## What needs to be done
Check each line of the listing for the string "방산창업팀", then state how many lines have it. Only the number is wanted.

(Records from a collection)

## start

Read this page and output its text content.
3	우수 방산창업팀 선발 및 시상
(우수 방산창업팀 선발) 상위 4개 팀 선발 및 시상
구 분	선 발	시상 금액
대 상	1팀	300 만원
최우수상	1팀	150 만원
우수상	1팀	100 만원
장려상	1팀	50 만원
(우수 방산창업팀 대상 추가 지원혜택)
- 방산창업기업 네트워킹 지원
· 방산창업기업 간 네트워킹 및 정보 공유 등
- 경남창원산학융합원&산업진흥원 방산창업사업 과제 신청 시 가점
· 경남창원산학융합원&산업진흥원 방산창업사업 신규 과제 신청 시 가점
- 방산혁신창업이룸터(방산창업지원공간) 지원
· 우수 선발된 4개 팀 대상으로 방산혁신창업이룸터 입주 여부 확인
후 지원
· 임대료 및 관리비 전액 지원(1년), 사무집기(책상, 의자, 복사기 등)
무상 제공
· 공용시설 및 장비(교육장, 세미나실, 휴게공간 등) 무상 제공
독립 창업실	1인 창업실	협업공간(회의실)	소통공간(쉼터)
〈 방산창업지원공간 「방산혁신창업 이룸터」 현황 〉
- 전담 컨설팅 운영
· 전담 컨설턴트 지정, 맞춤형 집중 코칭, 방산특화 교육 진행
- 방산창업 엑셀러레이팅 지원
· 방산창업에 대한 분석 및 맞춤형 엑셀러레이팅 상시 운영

## end

## The completed task
3